--- start ---

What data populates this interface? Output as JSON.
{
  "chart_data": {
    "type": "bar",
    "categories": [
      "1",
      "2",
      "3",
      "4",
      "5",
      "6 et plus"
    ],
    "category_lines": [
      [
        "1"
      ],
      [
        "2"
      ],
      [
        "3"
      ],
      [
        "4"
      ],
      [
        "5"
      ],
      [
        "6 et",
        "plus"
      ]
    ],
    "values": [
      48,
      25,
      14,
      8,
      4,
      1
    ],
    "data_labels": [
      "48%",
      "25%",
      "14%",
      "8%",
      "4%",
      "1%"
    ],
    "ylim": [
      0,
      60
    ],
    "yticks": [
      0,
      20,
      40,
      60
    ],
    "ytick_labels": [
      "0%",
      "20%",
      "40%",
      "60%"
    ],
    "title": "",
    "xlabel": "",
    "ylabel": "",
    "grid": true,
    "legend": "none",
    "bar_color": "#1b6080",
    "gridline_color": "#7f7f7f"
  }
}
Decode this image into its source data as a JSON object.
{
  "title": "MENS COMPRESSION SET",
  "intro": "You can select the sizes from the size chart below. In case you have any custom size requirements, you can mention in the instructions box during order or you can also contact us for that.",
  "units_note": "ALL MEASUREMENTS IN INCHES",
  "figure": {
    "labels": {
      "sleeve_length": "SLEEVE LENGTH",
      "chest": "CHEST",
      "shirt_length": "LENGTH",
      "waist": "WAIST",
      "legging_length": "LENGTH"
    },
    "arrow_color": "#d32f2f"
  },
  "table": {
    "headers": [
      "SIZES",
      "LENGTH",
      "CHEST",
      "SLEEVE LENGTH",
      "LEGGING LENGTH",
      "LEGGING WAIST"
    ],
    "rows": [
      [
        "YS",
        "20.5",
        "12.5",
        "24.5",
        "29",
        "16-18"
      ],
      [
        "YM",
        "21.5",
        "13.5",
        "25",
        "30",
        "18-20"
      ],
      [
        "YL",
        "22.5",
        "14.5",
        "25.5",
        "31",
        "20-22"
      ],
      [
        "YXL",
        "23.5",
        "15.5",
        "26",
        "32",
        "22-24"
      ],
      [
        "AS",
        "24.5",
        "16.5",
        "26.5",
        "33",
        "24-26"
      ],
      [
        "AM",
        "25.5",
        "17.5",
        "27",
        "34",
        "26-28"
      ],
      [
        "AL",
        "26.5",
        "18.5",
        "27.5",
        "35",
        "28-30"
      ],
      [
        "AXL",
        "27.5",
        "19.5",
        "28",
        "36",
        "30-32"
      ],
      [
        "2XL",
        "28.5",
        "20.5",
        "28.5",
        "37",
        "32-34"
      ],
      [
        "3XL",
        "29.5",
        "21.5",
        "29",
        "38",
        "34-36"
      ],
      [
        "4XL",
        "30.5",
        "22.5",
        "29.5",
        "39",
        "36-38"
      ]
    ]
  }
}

--- end ---
--- start ---

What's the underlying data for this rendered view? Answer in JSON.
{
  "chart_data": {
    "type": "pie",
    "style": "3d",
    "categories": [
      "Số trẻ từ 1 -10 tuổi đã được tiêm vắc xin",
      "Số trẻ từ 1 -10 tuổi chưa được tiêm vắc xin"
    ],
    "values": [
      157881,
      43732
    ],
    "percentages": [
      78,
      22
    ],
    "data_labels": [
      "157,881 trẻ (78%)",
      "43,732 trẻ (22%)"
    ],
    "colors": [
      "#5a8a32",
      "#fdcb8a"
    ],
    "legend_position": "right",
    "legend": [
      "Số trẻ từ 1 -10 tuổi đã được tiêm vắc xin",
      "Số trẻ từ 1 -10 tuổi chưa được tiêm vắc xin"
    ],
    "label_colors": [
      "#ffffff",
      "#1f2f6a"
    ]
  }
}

--- end ---

• TASK TO CARRY OUT:
Pull every line containing the word "this" out of the material.

• WORKED ANSWER:
What data populates this interface? Output as JSON.
Decode this image into its source data as a JSON object.
What's the underlying data for this rendered view? Answer in JSON.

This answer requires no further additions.